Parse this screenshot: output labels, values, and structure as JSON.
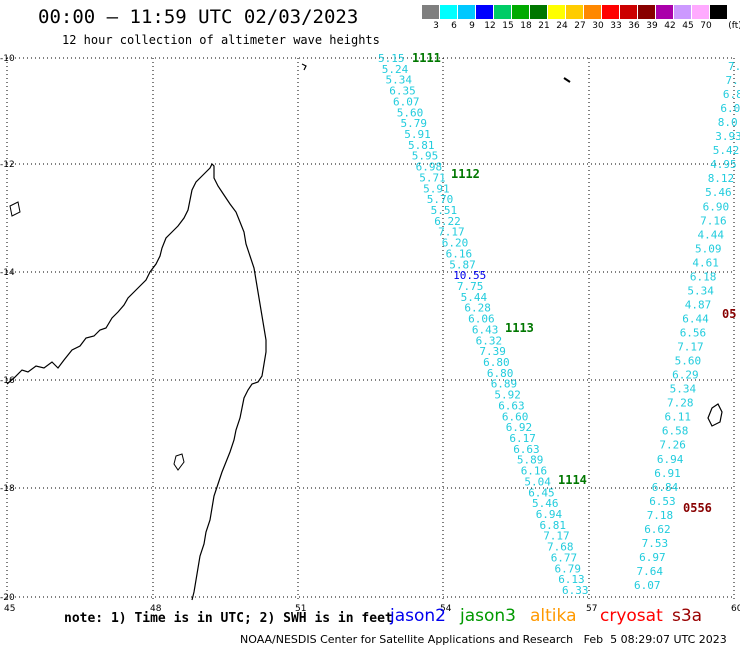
{
  "header": {
    "title": "00:00 — 11:59 UTC 02/03/2023",
    "subtitle": "12 hour collection of altimeter wave heights"
  },
  "colorbar": {
    "unit": "(ft)",
    "entries": [
      {
        "label": "3",
        "color": "#7f7f7f"
      },
      {
        "label": "6",
        "color": "#00ffff"
      },
      {
        "label": "9",
        "color": "#00c8ff"
      },
      {
        "label": "12",
        "color": "#0000ff"
      },
      {
        "label": "15",
        "color": "#00cc66"
      },
      {
        "label": "18",
        "color": "#00aa00"
      },
      {
        "label": "21",
        "color": "#007700"
      },
      {
        "label": "24",
        "color": "#ffff00"
      },
      {
        "label": "27",
        "color": "#ffcc00"
      },
      {
        "label": "30",
        "color": "#ff8800"
      },
      {
        "label": "33",
        "color": "#ff0000"
      },
      {
        "label": "36",
        "color": "#cc0000"
      },
      {
        "label": "39",
        "color": "#880000"
      },
      {
        "label": "42",
        "color": "#aa00aa"
      },
      {
        "label": "45",
        "color": "#cc99ff"
      },
      {
        "label": "70",
        "color": "#ffaaff"
      },
      {
        "label": "",
        "color": "#000000"
      }
    ]
  },
  "axes": {
    "lon_ticks": [
      "45",
      "48",
      "51",
      "54",
      "57",
      "60"
    ],
    "lat_ticks": [
      "-10",
      "-12",
      "-14",
      "-16",
      "-18",
      "-20"
    ]
  },
  "colors": {
    "cyan": "#22ccdd",
    "blue": "#0000ee",
    "green": "#007700",
    "darkred": "#880000"
  },
  "tracks": {
    "left_track": [
      {
        "v": "5.15",
        "c": "cyan"
      },
      {
        "v": "5.24",
        "c": "cyan"
      },
      {
        "v": "5.34",
        "c": "cyan"
      },
      {
        "v": "6.35",
        "c": "cyan"
      },
      {
        "v": "6.07",
        "c": "cyan"
      },
      {
        "v": "5.60",
        "c": "cyan"
      },
      {
        "v": "5.79",
        "c": "cyan"
      },
      {
        "v": "5.91",
        "c": "cyan"
      },
      {
        "v": "5.81",
        "c": "cyan"
      },
      {
        "v": "5.95",
        "c": "cyan"
      },
      {
        "v": "6.98",
        "c": "cyan"
      },
      {
        "v": "5.71",
        "c": "cyan"
      },
      {
        "v": "5.91",
        "c": "cyan"
      },
      {
        "v": "5.70",
        "c": "cyan"
      },
      {
        "v": "5.51",
        "c": "cyan"
      },
      {
        "v": "6.22",
        "c": "cyan"
      },
      {
        "v": "7.17",
        "c": "cyan"
      },
      {
        "v": "6.20",
        "c": "cyan"
      },
      {
        "v": "6.16",
        "c": "cyan"
      },
      {
        "v": "5.87",
        "c": "cyan"
      },
      {
        "v": "10.55",
        "c": "blue"
      },
      {
        "v": "7.75",
        "c": "cyan"
      },
      {
        "v": "5.44",
        "c": "cyan"
      },
      {
        "v": "6.28",
        "c": "cyan"
      },
      {
        "v": "6.06",
        "c": "cyan"
      },
      {
        "v": "6.43",
        "c": "cyan"
      },
      {
        "v": "6.32",
        "c": "cyan"
      },
      {
        "v": "7.39",
        "c": "cyan"
      },
      {
        "v": "6.80",
        "c": "cyan"
      },
      {
        "v": "6.80",
        "c": "cyan"
      },
      {
        "v": "6.89",
        "c": "cyan"
      },
      {
        "v": "5.92",
        "c": "cyan"
      },
      {
        "v": "6.63",
        "c": "cyan"
      },
      {
        "v": "6.60",
        "c": "cyan"
      },
      {
        "v": "6.92",
        "c": "cyan"
      },
      {
        "v": "6.17",
        "c": "cyan"
      },
      {
        "v": "6.63",
        "c": "cyan"
      },
      {
        "v": "5.89",
        "c": "cyan"
      },
      {
        "v": "6.16",
        "c": "cyan"
      },
      {
        "v": "5.04",
        "c": "cyan"
      },
      {
        "v": "6.45",
        "c": "cyan"
      },
      {
        "v": "5.46",
        "c": "cyan"
      },
      {
        "v": "6.94",
        "c": "cyan"
      },
      {
        "v": "6.81",
        "c": "cyan"
      },
      {
        "v": "7.17",
        "c": "cyan"
      },
      {
        "v": "7.68",
        "c": "cyan"
      },
      {
        "v": "6.77",
        "c": "cyan"
      },
      {
        "v": "6.79",
        "c": "cyan"
      },
      {
        "v": "6.13",
        "c": "cyan"
      },
      {
        "v": "6.33",
        "c": "cyan"
      }
    ],
    "right_track": [
      {
        "v": "6.07",
        "c": "cyan"
      },
      {
        "v": "7.64",
        "c": "cyan"
      },
      {
        "v": "6.97",
        "c": "cyan"
      },
      {
        "v": "7.53",
        "c": "cyan"
      },
      {
        "v": "6.62",
        "c": "cyan"
      },
      {
        "v": "7.18",
        "c": "cyan"
      },
      {
        "v": "6.53",
        "c": "cyan"
      },
      {
        "v": "6.84",
        "c": "cyan"
      },
      {
        "v": "6.91",
        "c": "cyan"
      },
      {
        "v": "6.94",
        "c": "cyan"
      },
      {
        "v": "7.26",
        "c": "cyan"
      },
      {
        "v": "6.58",
        "c": "cyan"
      },
      {
        "v": "6.11",
        "c": "cyan"
      },
      {
        "v": "7.28",
        "c": "cyan"
      },
      {
        "v": "5.34",
        "c": "cyan"
      },
      {
        "v": "6.29",
        "c": "cyan"
      },
      {
        "v": "5.60",
        "c": "cyan"
      },
      {
        "v": "7.17",
        "c": "cyan"
      },
      {
        "v": "6.56",
        "c": "cyan"
      },
      {
        "v": "6.44",
        "c": "cyan"
      },
      {
        "v": "4.87",
        "c": "cyan"
      },
      {
        "v": "5.34",
        "c": "cyan"
      },
      {
        "v": "6.18",
        "c": "cyan"
      },
      {
        "v": "4.61",
        "c": "cyan"
      },
      {
        "v": "5.09",
        "c": "cyan"
      },
      {
        "v": "4.44",
        "c": "cyan"
      },
      {
        "v": "7.16",
        "c": "cyan"
      },
      {
        "v": "6.90",
        "c": "cyan"
      },
      {
        "v": "5.46",
        "c": "cyan"
      },
      {
        "v": "8.12",
        "c": "cyan"
      },
      {
        "v": "4.95",
        "c": "cyan"
      },
      {
        "v": "5.42",
        "c": "cyan"
      },
      {
        "v": "3.93",
        "c": "cyan"
      },
      {
        "v": "8.0",
        "c": "cyan"
      },
      {
        "v": "6.0",
        "c": "cyan"
      },
      {
        "v": "6.8",
        "c": "cyan"
      },
      {
        "v": "7.",
        "c": "cyan"
      },
      {
        "v": "7.",
        "c": "cyan"
      }
    ],
    "pass_labels": [
      {
        "id": "1111",
        "c": "green"
      },
      {
        "id": "1112",
        "c": "green"
      },
      {
        "id": "1113",
        "c": "green"
      },
      {
        "id": "1114",
        "c": "green"
      },
      {
        "id": "0556",
        "c": "darkred"
      },
      {
        "id": "05",
        "c": "darkred"
      }
    ]
  },
  "footer": {
    "note": "note: 1) Time is in UTC; 2) SWH is in feet",
    "satellites": [
      {
        "name": "jason2",
        "color": "#0000ee"
      },
      {
        "name": "jason3",
        "color": "#009900"
      },
      {
        "name": "altika",
        "color": "#ff9900"
      },
      {
        "name": "cryosat",
        "color": "#ff0000"
      },
      {
        "name": "s3a",
        "color": "#990000"
      }
    ],
    "credit": "NOAA/NESDIS Center for Satellite Applications and Research   Feb  5 08:29:07 UTC 2023"
  }
}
◆ ◆ ◆ ◆ ◆ ◆ ◆
Check each line of the entries for the string "name". Copy the lines that have it.

        "name": "jason2",
        "name": "jason3",
        "name": "altika",
        "name": "cryosat",
        "name": "s3a",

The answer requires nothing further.